Document transcript data:
++++++++

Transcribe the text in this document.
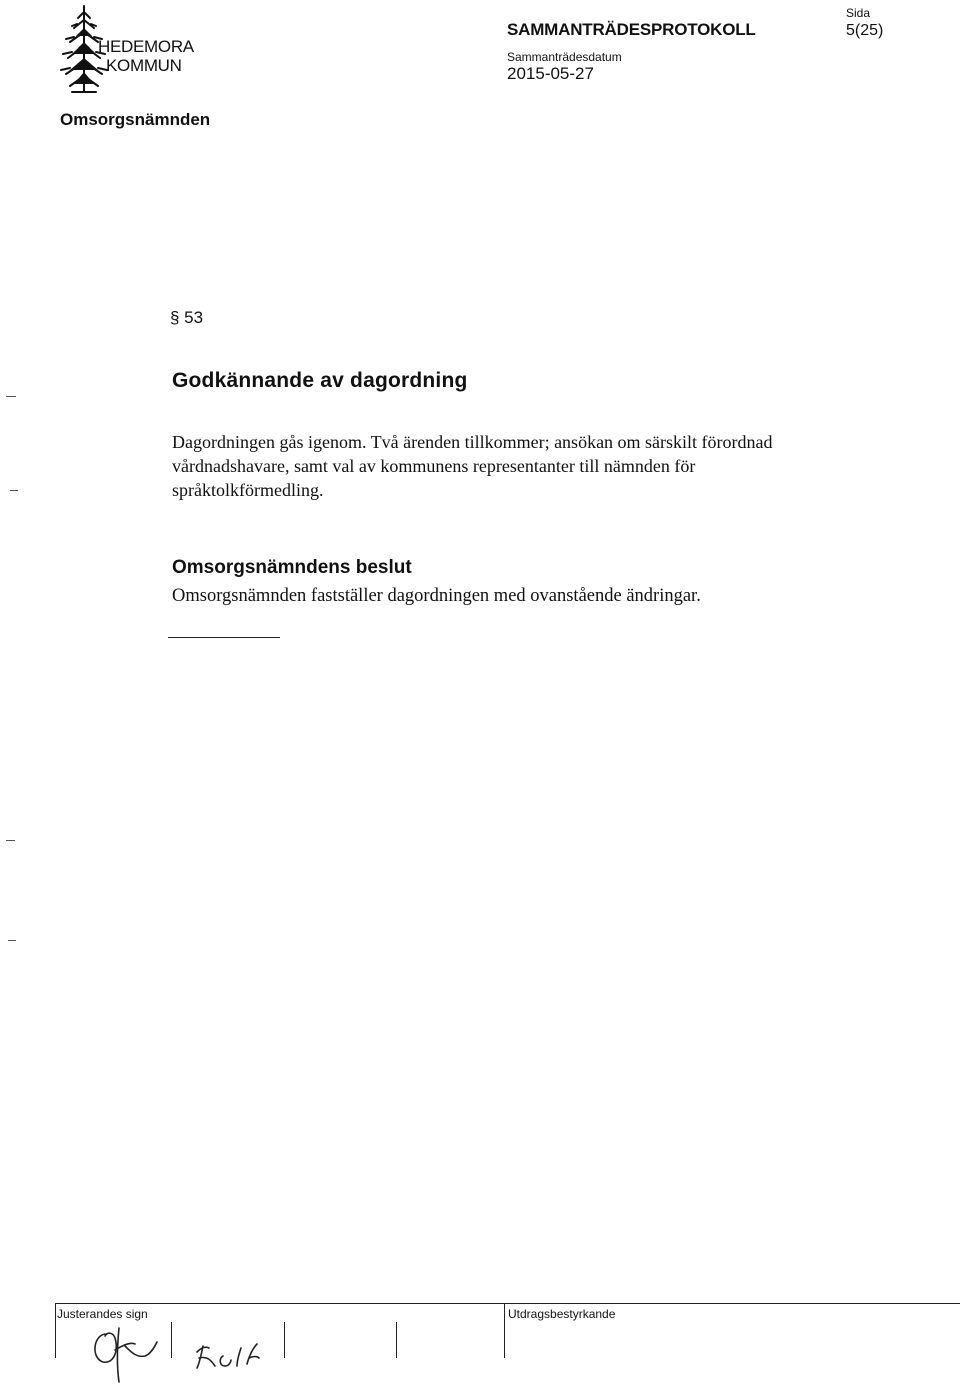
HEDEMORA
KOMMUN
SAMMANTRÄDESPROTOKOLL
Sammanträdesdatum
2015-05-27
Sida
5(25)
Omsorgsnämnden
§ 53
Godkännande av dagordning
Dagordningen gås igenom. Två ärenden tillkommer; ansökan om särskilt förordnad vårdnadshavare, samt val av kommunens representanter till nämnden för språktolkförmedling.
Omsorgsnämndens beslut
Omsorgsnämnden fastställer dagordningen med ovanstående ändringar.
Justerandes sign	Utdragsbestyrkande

++++++++

- _Assignment_:
Your answer must be an exact copy of the records, minus any pictures.

- _Result of this task_:
Transcribe the text in this document.
HEDEMORA
KOMMUN
SAMMANTRÄDESPROTOKOLL
Sammanträdesdatum
2015-05-27
Sida
5(25)
Omsorgsnämnden
§ 53
Godkännande av dagordning
Dagordningen gås igenom. Två ärenden tillkommer; ansökan om särskilt förordnad vårdnadshavare, samt val av kommunens representanter till nämnden för språktolkförmedling.
Omsorgsnämndens beslut
Omsorgsnämnden fastställer dagordningen med ovanstående ändringar.
Justerandes sign	Utdragsbestyrkande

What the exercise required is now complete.